Written problem:
Copy out all lines with the word "Speed" in them.

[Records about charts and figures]
========

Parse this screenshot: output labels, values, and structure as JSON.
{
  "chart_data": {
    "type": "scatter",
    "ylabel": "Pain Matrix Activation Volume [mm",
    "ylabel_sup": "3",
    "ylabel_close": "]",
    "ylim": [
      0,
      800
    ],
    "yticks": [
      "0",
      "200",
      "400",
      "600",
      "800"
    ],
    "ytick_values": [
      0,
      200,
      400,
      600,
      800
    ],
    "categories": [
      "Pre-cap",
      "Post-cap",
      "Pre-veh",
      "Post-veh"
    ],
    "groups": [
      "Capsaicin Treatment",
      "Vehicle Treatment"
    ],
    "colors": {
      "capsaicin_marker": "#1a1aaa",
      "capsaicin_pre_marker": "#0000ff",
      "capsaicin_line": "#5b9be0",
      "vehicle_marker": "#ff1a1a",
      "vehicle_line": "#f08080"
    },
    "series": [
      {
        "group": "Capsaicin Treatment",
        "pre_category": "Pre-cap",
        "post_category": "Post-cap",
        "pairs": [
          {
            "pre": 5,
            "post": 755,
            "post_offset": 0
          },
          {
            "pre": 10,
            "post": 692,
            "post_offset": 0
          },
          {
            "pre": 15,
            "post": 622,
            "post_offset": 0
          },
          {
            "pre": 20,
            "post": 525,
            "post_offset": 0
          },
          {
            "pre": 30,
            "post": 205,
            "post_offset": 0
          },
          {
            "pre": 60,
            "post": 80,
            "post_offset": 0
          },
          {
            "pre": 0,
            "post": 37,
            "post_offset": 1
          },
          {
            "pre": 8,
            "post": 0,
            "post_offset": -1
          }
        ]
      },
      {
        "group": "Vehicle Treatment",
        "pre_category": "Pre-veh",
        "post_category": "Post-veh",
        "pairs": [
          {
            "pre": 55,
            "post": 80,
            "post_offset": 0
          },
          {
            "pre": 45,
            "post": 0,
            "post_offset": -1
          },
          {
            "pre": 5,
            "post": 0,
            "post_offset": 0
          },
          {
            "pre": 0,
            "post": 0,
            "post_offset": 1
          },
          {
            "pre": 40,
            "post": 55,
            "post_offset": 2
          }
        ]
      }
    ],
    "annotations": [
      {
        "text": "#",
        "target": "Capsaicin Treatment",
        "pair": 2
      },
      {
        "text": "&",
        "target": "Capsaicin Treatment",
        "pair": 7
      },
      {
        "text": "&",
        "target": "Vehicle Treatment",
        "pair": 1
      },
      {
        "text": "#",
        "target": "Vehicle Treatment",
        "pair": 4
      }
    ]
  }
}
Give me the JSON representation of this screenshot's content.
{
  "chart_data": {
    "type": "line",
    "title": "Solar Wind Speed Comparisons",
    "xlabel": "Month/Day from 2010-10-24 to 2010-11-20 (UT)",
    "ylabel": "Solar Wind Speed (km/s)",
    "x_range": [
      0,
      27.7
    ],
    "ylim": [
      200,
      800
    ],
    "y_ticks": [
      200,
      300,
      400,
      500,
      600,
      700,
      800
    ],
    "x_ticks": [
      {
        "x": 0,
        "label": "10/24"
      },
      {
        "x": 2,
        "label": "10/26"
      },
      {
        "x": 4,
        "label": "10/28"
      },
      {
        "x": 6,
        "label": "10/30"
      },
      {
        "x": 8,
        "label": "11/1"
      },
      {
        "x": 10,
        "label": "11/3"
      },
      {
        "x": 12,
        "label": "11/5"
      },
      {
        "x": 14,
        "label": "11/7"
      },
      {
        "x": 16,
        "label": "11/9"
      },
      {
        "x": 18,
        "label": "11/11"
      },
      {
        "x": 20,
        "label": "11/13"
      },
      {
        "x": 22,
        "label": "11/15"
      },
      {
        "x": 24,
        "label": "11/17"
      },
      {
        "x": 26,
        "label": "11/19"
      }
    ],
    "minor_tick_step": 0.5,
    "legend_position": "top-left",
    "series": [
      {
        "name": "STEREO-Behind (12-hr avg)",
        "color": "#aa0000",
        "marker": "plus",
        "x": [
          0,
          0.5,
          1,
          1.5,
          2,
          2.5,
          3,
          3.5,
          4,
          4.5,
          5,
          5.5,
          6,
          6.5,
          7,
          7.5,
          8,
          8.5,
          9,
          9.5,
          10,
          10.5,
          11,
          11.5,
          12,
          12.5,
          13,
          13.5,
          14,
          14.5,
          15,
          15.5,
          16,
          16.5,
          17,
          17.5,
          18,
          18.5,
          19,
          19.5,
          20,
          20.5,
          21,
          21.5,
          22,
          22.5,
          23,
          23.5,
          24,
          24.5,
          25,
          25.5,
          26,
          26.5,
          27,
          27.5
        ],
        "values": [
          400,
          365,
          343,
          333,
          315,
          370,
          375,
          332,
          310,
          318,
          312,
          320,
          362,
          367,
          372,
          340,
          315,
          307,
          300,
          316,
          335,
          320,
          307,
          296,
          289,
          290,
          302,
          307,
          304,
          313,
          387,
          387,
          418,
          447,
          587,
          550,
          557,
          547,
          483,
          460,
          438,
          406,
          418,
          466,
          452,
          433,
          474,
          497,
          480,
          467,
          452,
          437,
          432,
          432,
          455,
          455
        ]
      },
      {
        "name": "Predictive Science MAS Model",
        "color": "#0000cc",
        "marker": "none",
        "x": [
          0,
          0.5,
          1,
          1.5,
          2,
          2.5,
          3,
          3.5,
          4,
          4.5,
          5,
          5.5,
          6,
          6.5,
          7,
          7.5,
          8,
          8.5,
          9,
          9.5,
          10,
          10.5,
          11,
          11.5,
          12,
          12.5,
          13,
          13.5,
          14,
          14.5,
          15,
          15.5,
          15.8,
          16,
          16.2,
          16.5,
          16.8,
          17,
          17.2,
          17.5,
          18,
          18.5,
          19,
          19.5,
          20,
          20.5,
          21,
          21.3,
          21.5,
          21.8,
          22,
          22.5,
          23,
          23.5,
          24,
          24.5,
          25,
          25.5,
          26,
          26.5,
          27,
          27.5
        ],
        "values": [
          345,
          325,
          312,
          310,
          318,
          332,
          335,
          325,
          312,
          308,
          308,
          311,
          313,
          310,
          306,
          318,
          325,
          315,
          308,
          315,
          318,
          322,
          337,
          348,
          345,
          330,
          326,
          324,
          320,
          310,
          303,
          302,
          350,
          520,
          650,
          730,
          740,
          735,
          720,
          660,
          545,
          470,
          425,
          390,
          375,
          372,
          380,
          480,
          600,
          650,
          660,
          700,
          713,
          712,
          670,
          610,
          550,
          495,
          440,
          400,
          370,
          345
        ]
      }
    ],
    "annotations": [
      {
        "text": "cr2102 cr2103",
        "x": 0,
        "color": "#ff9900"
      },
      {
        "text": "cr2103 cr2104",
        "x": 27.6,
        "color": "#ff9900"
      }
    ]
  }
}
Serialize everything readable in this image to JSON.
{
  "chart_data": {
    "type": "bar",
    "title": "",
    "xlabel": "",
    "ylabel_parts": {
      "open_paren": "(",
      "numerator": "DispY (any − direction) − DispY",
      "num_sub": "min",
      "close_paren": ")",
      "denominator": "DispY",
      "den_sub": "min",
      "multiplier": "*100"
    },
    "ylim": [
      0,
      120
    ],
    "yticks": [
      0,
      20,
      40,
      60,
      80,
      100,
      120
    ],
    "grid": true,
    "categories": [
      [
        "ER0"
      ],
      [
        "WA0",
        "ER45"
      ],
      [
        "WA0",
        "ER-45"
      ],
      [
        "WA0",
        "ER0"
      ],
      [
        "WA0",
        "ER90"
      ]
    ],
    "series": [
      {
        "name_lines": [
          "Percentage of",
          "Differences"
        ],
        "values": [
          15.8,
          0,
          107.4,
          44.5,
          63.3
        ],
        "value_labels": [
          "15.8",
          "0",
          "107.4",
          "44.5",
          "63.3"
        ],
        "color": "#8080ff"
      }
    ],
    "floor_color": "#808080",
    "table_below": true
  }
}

========

Solved exercise:
    "title": "Solar Wind Speed Comparisons",
    "ylabel": "Solar Wind Speed (km/s)",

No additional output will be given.